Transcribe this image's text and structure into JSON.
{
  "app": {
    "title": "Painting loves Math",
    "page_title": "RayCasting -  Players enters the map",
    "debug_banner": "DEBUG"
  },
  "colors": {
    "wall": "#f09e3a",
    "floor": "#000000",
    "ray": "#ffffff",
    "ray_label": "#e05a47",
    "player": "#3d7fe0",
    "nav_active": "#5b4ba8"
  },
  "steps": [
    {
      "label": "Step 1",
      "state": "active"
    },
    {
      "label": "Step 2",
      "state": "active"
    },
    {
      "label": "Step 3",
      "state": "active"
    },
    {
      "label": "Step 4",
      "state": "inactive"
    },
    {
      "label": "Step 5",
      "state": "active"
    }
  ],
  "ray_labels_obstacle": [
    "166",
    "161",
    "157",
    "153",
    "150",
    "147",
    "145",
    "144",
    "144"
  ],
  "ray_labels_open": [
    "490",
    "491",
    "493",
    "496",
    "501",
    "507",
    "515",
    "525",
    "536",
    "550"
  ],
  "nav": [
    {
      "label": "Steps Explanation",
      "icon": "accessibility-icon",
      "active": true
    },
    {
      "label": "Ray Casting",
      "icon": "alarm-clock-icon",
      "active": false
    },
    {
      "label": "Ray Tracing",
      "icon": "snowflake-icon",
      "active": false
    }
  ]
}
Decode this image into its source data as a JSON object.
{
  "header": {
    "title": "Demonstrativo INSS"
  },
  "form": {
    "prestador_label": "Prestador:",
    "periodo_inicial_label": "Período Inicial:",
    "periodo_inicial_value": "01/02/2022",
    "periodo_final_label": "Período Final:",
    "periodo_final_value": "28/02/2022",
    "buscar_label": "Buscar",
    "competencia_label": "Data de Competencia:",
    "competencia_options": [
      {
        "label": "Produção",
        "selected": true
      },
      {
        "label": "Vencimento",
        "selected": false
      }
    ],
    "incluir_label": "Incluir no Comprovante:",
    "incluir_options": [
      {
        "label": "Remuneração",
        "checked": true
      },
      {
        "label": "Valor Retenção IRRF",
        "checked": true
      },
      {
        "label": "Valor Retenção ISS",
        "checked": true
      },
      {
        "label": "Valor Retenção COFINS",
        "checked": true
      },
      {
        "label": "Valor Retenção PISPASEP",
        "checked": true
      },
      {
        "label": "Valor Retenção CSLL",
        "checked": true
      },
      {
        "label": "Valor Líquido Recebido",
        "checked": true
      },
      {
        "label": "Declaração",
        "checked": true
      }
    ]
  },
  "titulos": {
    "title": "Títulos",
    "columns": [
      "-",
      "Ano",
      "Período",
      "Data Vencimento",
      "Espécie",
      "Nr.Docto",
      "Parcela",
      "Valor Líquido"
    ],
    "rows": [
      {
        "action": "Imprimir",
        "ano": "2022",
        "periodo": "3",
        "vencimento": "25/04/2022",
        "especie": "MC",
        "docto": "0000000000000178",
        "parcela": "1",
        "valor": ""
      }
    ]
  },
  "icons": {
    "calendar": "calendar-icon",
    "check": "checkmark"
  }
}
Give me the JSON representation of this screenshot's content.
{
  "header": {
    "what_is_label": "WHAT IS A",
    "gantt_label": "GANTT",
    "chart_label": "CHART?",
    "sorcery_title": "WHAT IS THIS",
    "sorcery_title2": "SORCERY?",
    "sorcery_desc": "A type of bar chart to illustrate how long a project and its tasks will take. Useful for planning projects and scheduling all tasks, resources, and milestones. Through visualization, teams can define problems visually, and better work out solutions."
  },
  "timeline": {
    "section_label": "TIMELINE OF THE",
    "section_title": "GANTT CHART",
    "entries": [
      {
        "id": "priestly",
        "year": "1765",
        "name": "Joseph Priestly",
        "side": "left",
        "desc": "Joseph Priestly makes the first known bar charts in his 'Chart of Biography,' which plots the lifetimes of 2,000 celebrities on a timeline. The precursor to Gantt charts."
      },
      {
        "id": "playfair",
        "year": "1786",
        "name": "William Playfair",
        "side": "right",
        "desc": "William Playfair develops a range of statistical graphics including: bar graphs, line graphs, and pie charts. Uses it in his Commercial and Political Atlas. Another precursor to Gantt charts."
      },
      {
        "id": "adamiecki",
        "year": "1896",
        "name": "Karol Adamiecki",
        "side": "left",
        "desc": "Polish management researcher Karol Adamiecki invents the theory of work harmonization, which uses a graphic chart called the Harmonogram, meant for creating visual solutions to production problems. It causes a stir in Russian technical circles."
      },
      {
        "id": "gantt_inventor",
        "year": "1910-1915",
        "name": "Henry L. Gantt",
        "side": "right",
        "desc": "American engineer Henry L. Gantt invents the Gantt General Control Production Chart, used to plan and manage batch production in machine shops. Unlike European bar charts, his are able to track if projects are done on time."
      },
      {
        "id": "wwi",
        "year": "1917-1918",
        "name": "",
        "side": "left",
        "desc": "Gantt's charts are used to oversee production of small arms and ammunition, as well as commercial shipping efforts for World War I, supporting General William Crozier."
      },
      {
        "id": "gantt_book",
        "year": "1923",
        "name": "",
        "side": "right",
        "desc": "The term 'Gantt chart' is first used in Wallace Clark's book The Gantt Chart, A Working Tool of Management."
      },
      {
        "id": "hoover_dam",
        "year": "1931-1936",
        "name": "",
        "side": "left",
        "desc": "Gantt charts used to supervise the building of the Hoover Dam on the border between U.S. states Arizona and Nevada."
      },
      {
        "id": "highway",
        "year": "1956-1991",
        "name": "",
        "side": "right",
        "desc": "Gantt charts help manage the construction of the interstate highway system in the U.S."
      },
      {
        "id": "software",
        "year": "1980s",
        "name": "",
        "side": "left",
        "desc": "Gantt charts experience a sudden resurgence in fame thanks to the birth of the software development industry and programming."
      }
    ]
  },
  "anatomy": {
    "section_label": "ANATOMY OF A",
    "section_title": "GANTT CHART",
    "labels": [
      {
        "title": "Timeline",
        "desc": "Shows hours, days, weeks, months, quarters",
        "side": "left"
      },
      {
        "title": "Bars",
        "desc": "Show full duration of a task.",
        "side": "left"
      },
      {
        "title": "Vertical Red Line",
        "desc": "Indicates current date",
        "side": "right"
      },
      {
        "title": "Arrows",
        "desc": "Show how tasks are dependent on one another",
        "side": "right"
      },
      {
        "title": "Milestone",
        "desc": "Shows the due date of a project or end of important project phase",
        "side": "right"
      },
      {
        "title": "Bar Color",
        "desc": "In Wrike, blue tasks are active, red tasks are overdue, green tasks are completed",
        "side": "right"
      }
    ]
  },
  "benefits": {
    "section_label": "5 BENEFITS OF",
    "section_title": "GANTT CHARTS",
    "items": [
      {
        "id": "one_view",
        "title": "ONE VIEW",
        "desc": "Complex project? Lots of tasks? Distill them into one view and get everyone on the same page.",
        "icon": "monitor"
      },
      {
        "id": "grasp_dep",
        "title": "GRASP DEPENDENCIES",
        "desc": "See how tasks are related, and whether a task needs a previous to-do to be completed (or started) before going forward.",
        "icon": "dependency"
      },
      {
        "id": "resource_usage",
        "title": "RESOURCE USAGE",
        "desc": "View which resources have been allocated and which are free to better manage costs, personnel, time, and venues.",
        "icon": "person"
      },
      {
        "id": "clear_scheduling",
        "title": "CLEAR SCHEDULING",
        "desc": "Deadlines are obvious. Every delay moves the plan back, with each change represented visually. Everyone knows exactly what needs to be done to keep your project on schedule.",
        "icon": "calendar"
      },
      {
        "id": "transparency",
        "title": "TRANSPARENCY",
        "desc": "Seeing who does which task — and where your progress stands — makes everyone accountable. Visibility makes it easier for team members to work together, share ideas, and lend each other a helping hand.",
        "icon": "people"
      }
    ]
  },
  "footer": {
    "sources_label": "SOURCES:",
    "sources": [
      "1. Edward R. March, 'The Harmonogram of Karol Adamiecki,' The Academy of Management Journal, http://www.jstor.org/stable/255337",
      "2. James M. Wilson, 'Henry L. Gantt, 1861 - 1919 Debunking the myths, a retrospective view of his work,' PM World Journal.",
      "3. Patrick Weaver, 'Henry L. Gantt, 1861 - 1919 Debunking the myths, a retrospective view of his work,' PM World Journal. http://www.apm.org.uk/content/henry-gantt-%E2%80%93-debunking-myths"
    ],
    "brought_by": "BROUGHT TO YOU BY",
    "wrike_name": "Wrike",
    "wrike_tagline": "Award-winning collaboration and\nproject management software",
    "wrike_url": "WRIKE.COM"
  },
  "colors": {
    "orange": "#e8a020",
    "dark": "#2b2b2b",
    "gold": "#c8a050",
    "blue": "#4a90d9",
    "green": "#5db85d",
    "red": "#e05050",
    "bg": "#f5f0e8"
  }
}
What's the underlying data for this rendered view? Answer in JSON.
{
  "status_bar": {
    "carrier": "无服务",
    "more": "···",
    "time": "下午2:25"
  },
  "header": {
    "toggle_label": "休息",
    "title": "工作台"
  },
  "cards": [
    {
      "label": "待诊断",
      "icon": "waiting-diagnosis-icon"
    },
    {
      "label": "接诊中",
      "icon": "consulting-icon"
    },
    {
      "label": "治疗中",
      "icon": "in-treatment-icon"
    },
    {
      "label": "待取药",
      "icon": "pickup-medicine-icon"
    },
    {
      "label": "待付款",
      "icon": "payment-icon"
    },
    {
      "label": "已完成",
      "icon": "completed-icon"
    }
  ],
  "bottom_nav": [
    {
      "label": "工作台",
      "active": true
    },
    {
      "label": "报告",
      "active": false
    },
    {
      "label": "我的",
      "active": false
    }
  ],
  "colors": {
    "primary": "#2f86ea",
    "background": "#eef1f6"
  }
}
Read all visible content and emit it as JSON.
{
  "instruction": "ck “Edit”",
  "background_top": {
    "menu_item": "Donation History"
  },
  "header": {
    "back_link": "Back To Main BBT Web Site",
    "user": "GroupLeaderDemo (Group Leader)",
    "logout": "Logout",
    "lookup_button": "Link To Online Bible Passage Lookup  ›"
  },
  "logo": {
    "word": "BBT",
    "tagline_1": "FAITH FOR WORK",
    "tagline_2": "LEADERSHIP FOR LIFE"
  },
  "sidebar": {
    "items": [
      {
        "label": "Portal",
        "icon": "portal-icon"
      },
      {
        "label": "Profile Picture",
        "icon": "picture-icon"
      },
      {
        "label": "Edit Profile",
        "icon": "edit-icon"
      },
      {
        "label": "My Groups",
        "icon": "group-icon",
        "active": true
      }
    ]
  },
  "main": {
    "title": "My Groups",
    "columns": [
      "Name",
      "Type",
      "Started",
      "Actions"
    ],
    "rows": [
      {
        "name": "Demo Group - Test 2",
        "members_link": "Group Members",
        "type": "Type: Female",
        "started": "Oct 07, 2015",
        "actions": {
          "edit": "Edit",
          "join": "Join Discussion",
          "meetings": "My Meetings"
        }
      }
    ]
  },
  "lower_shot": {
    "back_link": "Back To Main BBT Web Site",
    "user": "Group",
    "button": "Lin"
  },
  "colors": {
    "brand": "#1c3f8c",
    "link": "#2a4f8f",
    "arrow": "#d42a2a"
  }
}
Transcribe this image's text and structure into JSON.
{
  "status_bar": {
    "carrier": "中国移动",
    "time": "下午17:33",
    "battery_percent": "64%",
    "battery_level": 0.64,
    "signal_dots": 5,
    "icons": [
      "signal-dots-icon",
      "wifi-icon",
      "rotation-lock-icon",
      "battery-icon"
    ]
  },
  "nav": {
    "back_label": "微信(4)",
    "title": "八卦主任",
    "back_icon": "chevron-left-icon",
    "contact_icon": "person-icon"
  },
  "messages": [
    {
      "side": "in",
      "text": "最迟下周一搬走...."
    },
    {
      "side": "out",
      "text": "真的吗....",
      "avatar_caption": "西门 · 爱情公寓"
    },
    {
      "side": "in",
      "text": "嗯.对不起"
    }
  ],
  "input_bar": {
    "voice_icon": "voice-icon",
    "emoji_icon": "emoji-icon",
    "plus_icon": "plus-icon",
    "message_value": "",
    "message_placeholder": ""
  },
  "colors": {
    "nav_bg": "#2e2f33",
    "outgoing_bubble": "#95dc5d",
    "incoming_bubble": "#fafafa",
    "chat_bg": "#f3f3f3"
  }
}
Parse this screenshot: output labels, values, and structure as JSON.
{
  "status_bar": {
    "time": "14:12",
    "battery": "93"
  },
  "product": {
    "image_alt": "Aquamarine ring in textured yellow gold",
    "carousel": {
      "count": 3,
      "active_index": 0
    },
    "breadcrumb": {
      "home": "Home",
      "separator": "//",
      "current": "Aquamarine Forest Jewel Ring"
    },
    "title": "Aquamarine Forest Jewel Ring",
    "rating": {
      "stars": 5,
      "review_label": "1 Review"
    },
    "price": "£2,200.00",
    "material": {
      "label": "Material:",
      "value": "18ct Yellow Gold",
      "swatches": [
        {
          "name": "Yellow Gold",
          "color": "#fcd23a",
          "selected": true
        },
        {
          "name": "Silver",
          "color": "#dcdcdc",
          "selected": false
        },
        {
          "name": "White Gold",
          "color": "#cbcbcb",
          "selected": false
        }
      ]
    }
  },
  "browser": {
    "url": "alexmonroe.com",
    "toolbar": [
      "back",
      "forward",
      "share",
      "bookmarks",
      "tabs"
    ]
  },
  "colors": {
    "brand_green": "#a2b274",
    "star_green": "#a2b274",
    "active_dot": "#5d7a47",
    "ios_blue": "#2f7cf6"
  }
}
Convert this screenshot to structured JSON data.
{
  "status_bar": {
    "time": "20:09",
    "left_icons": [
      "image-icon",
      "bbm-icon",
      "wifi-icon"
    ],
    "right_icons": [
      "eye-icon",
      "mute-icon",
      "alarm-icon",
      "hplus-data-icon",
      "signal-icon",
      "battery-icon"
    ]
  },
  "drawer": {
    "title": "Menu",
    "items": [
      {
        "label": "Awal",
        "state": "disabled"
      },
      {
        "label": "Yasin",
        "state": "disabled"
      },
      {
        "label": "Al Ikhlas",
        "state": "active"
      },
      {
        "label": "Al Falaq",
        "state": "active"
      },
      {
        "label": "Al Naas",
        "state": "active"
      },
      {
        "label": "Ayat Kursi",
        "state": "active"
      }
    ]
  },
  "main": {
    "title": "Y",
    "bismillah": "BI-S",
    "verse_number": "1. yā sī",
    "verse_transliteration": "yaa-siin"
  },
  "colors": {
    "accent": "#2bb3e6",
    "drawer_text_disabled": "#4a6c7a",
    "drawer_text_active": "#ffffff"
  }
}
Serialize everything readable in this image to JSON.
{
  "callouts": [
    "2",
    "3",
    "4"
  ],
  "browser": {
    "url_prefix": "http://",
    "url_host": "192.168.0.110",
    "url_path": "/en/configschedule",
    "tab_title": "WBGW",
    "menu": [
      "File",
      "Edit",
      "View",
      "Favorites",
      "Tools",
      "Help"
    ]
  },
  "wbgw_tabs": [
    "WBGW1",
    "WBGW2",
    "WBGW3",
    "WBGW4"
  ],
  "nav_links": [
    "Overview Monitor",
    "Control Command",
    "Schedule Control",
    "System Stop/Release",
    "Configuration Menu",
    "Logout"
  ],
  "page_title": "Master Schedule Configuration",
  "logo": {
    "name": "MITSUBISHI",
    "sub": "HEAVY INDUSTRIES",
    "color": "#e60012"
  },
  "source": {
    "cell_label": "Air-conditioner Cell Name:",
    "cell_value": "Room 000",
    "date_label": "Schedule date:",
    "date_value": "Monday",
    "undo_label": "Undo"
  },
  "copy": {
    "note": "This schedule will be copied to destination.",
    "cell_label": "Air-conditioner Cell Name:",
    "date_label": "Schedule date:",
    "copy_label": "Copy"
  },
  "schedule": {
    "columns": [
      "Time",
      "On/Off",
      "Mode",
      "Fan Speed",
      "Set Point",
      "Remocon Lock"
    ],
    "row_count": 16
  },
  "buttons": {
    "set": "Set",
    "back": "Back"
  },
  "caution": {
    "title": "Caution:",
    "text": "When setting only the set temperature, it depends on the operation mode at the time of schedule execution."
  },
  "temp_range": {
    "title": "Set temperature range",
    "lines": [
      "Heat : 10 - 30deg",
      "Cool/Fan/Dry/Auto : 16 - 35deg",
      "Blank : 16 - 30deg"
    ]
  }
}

SET TASK |
Search the lines above for the string "Retenção" and copy each line that has it.

THE RESULT |
        "label": "Valor Retenção IRRF",
        "label": "Valor Retenção ISS",
        "label": "Valor Retenção COFINS",
        "label": "Valor Retenção PISPASEP",
        "label": "Valor Retenção CSLL",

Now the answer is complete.